→ **Given text**:
'''
Clear, approachable steps anyone can follow—no jargon, just results.

Step 5 — Choose an Output Format 📋

Tell the AI exactly how to present the answer: bullets, steps, table, JSON, email—your call.

🎯 What does “Choose an output format” mean?

After setting your goal, context, and constraints, tell the AI how to shape the result: bullets, numbered steps, table, outline, email, JSON, CSV, markdown, or a slide deck outline.

Bullets Numbered steps Table Outline/Headings Email/Letter Checklist JSON/CSV Markdown Slide deck
Quick rule: If you can picture the output, name it.

💡 Why it matters

  • Usability: Ready-to-use outputs (tables, emails, checklists) save reformatting time.
  • Clarity: Clear structure improves reading and skimming.
  • Automation: Machine-readable formats (JSON/CSV) plug into tools and workflows.

🔧 Before → After (specifying format)

From paragraph → bullets
Before: “Summarize this article.”
After: Summarize the article in 6 bullet points with one key takeaway at the end.
From generic → table
Before: “Compare Zotero and EndNote.”
After: Create a 2-column table comparing Zotero vs EndNote (free web). Rows: cost, storage, collaboration, word processor support, learning curve, best for.
From list → JSON
Before: “Give library databases for marketing.”
After: Return JSON with fields: name, type, bestFor, accessURL, note for 6 marketing databases.
From vague → email
Before: “Write to a professor.”
After: Draft a polite email to Prof. [Name] requesting a 15-minute meeting about [topic]. Keep to 120–150 words, include 2 time options.
'''
→ **Activity**:
Please extract the passage of the output-format guide from "After: Create a" to "6 marketing databases.", copying it word for word.

→ **Extracted data**:
'''
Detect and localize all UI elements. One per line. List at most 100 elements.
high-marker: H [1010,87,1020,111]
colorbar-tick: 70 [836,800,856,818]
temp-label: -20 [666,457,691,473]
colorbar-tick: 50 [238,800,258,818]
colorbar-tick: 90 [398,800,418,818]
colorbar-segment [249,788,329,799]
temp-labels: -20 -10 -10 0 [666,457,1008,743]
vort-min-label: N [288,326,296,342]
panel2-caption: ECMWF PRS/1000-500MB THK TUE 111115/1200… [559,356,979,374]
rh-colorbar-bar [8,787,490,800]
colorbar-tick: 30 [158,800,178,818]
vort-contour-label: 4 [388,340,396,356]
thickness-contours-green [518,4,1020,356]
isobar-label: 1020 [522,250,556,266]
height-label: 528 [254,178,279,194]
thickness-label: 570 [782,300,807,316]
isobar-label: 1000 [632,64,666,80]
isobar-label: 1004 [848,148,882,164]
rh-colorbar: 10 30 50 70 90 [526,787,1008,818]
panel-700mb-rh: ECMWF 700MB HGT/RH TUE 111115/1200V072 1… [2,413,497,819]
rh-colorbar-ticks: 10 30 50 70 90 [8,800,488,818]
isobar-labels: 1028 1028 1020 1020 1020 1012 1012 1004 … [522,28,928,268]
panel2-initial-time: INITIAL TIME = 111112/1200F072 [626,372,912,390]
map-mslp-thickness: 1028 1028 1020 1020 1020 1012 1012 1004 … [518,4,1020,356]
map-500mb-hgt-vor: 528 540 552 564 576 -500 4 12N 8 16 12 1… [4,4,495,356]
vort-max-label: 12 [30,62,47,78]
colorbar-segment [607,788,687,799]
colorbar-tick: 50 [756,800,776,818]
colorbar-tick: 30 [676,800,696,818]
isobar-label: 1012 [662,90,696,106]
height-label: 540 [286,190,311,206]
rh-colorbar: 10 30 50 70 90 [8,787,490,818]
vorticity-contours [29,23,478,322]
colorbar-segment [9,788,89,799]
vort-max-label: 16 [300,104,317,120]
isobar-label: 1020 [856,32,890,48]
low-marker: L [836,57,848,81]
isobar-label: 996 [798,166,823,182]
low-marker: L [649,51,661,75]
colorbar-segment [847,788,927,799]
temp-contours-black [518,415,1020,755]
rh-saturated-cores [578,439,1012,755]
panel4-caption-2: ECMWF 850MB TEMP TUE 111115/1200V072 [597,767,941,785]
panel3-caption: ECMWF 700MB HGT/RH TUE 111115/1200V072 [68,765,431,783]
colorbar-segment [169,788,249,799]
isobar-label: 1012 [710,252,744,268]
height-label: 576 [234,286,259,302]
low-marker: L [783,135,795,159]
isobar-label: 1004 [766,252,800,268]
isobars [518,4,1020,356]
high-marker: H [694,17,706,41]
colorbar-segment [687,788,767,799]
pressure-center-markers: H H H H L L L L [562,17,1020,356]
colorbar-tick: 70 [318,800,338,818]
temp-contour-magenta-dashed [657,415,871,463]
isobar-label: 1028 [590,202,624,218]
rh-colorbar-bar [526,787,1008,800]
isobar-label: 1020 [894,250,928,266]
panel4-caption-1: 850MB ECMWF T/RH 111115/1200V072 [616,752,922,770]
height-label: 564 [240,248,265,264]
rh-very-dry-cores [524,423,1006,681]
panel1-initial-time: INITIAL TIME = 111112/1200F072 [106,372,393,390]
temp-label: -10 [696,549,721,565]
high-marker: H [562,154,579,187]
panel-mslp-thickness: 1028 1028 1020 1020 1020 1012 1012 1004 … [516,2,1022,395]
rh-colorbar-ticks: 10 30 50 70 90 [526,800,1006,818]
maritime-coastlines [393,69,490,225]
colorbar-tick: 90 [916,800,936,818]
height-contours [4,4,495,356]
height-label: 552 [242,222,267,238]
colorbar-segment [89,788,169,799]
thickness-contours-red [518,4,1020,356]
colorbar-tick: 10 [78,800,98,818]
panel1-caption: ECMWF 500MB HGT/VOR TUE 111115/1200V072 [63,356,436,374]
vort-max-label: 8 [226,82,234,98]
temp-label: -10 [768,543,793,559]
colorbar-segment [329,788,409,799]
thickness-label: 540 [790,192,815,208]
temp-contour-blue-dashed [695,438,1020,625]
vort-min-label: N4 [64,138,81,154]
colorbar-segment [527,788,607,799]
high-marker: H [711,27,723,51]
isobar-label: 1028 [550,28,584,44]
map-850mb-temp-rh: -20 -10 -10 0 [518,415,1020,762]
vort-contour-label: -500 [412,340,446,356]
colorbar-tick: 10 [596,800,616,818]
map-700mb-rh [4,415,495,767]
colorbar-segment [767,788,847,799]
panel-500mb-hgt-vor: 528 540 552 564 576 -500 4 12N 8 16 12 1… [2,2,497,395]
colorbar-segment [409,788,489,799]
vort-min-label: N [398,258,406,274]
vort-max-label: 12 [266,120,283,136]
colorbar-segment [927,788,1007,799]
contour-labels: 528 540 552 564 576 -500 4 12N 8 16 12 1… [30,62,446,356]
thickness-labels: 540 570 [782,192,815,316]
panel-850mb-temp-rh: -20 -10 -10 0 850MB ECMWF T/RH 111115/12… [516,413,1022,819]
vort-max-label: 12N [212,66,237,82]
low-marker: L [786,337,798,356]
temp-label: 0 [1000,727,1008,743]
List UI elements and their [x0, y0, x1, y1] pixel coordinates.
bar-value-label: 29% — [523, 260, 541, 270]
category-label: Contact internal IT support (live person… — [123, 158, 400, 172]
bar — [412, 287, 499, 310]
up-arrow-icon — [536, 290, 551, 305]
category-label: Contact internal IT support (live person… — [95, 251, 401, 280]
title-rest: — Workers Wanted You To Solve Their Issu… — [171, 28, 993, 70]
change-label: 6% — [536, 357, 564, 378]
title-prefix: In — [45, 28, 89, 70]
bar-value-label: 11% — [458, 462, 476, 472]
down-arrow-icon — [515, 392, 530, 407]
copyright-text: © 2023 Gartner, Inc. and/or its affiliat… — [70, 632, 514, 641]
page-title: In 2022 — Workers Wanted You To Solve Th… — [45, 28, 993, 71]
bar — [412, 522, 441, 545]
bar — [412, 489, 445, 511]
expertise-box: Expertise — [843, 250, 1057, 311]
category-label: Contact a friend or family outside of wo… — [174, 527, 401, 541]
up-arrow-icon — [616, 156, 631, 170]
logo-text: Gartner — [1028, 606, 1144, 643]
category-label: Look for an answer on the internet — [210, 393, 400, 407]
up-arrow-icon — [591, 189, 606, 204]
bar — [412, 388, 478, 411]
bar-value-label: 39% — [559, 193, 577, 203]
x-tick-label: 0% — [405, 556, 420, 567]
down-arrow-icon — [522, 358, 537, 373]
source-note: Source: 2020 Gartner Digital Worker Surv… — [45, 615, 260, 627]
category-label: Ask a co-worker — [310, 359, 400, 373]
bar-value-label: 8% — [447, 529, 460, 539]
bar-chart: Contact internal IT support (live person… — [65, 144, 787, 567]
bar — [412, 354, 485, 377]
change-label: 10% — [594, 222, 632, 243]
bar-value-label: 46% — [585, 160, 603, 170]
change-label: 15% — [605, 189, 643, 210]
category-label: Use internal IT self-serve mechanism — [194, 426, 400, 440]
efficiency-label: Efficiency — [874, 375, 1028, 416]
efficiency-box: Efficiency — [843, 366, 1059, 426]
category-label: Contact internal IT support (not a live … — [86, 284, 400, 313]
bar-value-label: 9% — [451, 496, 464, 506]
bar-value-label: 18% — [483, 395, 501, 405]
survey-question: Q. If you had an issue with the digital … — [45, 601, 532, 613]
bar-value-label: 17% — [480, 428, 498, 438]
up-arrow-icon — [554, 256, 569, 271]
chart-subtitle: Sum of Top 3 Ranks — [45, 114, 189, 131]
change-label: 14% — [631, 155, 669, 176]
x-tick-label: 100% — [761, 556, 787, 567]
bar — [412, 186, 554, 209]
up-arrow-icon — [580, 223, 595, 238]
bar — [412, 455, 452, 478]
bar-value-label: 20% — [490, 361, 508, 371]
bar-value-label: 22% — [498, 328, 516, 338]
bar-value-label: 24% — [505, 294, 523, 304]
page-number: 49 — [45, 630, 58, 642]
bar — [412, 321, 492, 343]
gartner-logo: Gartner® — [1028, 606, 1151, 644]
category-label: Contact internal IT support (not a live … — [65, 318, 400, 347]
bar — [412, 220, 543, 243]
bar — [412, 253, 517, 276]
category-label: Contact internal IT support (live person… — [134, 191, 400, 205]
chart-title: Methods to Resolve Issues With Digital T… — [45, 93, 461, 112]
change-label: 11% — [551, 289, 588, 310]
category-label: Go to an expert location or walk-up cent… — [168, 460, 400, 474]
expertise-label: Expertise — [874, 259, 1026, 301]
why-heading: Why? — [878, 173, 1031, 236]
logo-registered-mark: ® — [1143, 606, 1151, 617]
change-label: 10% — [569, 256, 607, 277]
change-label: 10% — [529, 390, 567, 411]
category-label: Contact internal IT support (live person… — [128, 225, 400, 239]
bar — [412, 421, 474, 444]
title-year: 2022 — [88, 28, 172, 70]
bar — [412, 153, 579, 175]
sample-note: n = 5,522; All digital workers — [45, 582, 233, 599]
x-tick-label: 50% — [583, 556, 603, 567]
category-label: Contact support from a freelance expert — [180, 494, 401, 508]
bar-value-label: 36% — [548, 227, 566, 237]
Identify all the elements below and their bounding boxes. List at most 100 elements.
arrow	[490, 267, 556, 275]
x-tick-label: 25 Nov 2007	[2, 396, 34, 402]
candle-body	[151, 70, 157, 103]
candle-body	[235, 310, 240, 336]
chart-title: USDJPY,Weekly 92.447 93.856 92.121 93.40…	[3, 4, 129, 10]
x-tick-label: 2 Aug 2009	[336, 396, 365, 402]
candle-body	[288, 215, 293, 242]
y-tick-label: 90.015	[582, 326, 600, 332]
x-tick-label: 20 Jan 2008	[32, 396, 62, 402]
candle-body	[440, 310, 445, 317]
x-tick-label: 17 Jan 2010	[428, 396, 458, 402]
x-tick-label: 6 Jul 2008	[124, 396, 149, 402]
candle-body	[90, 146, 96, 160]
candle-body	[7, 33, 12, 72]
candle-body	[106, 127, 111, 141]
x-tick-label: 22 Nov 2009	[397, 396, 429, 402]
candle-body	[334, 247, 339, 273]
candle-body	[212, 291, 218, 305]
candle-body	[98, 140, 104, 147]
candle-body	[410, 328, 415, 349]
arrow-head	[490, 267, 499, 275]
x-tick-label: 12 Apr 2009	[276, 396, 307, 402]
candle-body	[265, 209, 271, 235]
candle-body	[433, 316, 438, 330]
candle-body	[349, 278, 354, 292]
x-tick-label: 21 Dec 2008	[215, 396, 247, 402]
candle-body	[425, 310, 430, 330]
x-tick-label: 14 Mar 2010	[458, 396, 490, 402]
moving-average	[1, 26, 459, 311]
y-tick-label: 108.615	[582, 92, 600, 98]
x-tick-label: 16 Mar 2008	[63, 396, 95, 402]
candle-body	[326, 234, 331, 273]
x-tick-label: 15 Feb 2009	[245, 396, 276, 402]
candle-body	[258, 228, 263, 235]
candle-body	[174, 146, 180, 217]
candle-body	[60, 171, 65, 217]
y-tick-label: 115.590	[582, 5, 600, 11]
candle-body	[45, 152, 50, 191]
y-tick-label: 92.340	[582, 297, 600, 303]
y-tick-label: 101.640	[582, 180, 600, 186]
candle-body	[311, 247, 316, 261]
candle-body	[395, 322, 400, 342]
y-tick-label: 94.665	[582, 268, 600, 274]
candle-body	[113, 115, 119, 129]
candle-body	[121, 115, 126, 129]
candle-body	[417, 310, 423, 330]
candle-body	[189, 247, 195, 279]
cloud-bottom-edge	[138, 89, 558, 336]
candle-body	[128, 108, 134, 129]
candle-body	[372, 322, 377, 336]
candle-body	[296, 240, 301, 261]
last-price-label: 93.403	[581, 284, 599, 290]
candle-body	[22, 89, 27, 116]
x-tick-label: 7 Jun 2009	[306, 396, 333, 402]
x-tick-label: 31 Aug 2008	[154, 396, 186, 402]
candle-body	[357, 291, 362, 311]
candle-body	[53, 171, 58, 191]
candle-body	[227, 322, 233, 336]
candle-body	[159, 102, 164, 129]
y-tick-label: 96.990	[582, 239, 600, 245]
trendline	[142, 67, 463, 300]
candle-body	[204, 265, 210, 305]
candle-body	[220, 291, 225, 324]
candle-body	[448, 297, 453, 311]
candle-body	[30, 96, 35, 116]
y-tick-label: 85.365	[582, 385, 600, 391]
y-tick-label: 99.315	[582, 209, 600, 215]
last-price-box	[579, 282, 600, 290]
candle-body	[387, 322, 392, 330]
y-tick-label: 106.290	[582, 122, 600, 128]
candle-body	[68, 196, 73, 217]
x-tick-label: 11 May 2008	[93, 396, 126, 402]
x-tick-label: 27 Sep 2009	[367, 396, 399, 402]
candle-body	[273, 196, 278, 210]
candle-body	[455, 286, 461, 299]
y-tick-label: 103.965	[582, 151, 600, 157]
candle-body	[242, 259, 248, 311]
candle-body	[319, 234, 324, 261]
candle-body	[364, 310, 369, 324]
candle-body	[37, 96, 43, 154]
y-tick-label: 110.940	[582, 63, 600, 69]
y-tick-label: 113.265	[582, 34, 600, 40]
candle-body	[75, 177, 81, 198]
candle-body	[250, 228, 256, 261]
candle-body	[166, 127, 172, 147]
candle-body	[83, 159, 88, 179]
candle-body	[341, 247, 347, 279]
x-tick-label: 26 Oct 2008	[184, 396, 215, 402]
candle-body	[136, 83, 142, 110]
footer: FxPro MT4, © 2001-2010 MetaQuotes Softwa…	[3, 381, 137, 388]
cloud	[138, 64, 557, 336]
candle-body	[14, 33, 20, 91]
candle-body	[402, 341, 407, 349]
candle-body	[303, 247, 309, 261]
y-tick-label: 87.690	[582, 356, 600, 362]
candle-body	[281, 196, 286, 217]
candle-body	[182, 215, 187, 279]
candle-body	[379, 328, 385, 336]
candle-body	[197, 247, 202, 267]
'''
→ **Result below**:
After: Create a 2-column table comparing Zotero vs EndNote (free web). Rows: cost, storage, collaboration, word processor support, learning curve, best for.
From list → JSON
Before: “Give library databases for marketing.”
After: Return JSON with fields: name, type, bestFor, accessURL, note for 6 marketing databases.